- Your task -
Tally the lines in the following entries that include the word "message"; state only the total.

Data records
==*==
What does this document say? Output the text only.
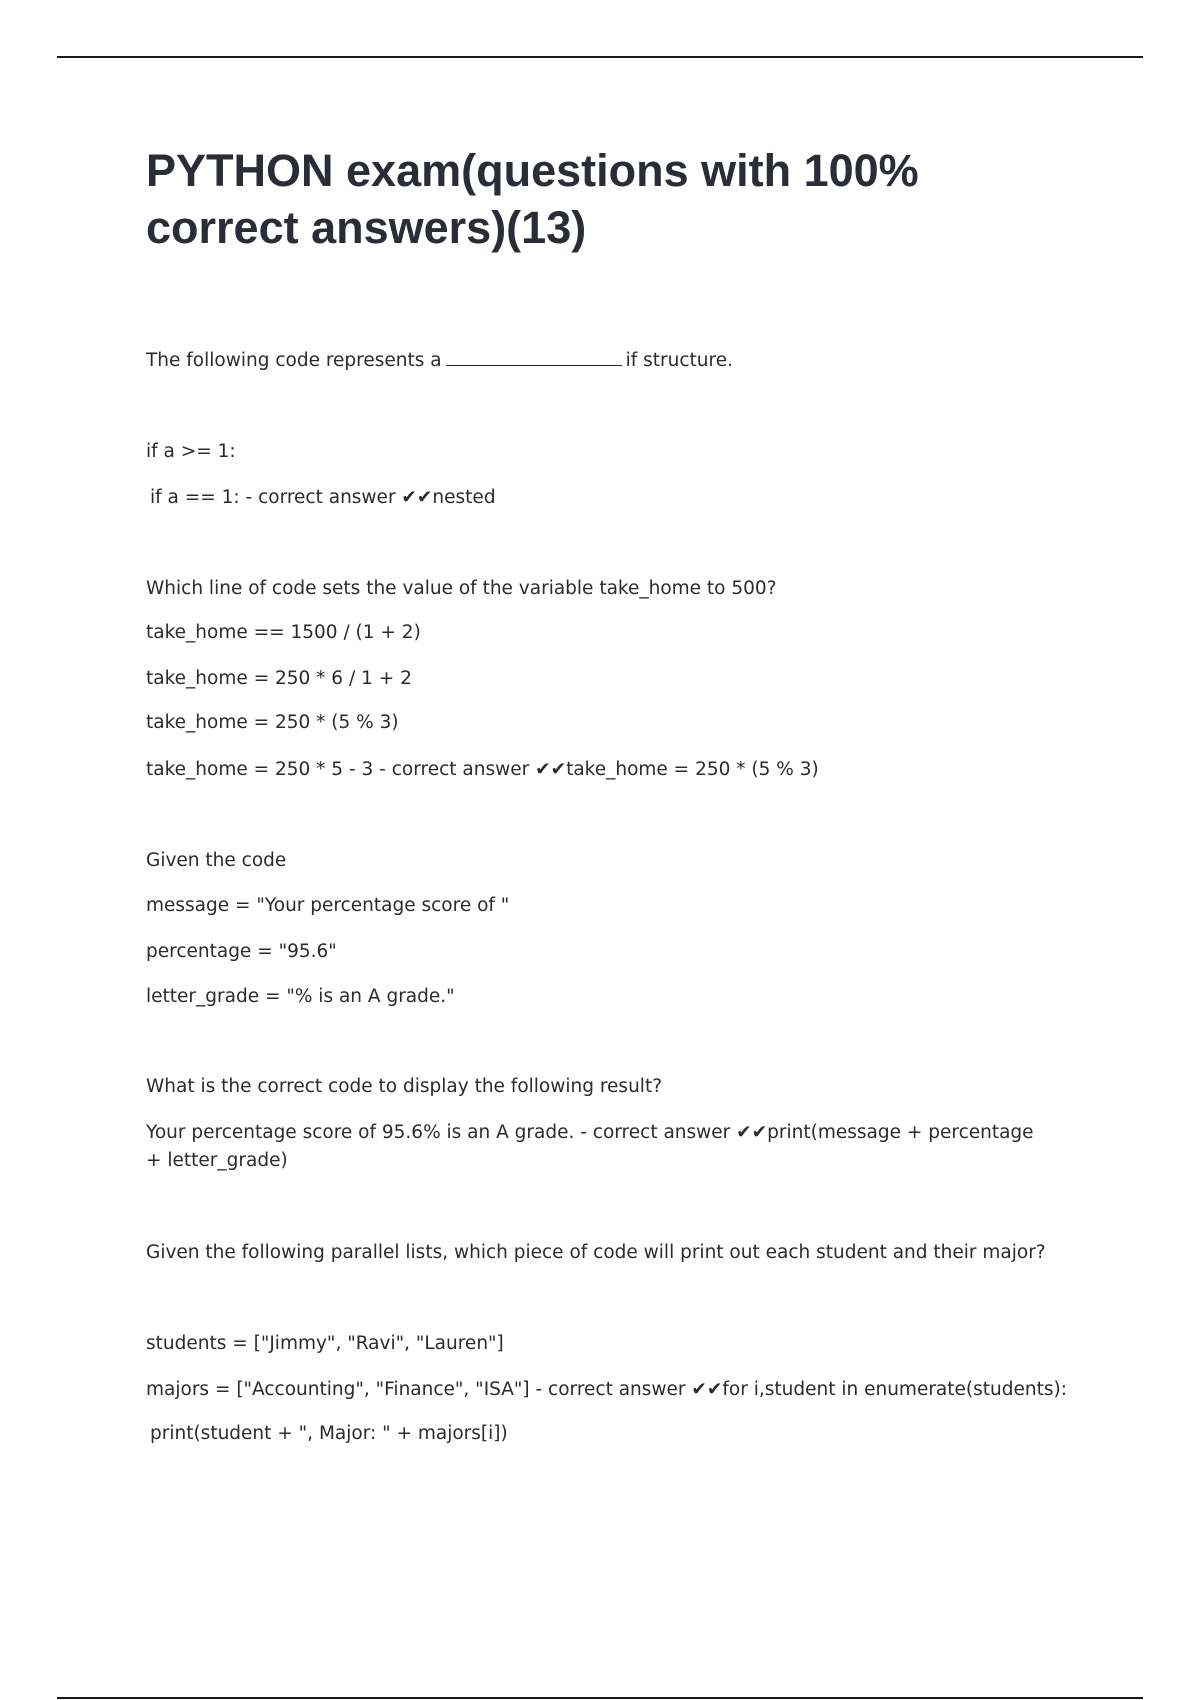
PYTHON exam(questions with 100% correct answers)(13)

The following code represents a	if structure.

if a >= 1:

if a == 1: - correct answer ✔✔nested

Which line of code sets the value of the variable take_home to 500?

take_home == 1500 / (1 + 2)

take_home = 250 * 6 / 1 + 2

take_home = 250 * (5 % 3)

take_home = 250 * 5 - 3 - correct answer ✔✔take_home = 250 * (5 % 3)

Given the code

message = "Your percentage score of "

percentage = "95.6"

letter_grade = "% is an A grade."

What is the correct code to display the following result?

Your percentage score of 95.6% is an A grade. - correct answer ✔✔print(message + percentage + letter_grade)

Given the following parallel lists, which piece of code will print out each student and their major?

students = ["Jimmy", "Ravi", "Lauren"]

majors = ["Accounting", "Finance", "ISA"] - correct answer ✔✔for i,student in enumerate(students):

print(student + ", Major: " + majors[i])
==*==
- Result -
2